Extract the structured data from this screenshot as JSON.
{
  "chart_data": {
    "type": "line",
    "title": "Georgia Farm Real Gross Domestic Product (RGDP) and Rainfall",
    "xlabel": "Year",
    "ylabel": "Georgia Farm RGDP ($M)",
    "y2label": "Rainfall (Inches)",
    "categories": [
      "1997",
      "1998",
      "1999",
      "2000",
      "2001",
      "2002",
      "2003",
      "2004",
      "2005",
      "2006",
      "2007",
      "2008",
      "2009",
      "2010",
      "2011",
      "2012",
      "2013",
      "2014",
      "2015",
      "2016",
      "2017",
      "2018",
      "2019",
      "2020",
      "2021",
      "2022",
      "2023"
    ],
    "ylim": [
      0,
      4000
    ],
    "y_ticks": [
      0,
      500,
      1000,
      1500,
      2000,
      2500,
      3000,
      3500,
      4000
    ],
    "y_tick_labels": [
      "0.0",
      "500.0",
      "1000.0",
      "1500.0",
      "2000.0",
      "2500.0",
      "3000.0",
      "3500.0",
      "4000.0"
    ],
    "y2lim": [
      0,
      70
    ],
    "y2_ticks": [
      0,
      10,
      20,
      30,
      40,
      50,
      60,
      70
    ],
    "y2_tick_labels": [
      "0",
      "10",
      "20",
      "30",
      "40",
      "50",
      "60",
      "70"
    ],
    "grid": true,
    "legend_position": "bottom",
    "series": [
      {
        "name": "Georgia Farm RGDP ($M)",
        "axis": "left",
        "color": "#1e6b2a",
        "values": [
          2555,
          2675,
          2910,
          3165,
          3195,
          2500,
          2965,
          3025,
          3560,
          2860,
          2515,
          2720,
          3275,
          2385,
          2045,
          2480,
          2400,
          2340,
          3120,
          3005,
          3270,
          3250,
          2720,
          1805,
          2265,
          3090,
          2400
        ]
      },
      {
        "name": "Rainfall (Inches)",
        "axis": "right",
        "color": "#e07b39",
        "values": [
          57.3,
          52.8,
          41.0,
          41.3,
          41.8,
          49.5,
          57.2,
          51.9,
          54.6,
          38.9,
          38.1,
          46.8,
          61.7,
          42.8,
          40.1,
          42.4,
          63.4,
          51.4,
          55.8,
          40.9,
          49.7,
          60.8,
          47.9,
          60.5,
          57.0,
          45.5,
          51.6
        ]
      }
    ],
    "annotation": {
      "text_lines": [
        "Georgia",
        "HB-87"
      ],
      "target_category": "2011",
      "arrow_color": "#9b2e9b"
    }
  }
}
==
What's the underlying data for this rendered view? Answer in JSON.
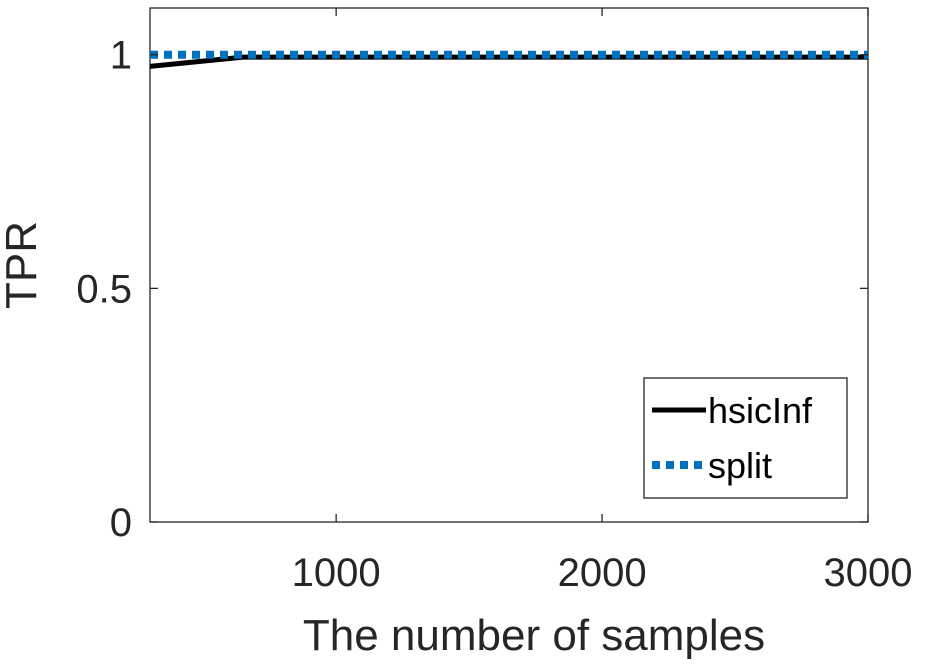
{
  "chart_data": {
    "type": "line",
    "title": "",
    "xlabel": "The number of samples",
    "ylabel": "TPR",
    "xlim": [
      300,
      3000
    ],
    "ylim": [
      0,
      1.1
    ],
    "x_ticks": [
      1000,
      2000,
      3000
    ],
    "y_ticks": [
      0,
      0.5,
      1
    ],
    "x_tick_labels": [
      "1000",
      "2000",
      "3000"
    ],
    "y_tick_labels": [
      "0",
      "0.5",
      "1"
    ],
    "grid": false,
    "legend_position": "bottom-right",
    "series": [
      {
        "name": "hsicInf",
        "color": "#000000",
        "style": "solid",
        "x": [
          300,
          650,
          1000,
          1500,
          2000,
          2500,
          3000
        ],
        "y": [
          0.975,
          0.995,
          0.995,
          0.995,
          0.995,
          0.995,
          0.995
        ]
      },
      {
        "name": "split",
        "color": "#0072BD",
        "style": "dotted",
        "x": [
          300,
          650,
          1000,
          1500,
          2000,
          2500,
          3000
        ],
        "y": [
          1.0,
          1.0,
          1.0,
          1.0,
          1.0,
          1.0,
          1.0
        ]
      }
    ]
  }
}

■ The problem
Using the listing above, return all lines where the word "right" occurs.

■ Solution for this task
        "axis": "right",
    "legend_position": "bottom-right",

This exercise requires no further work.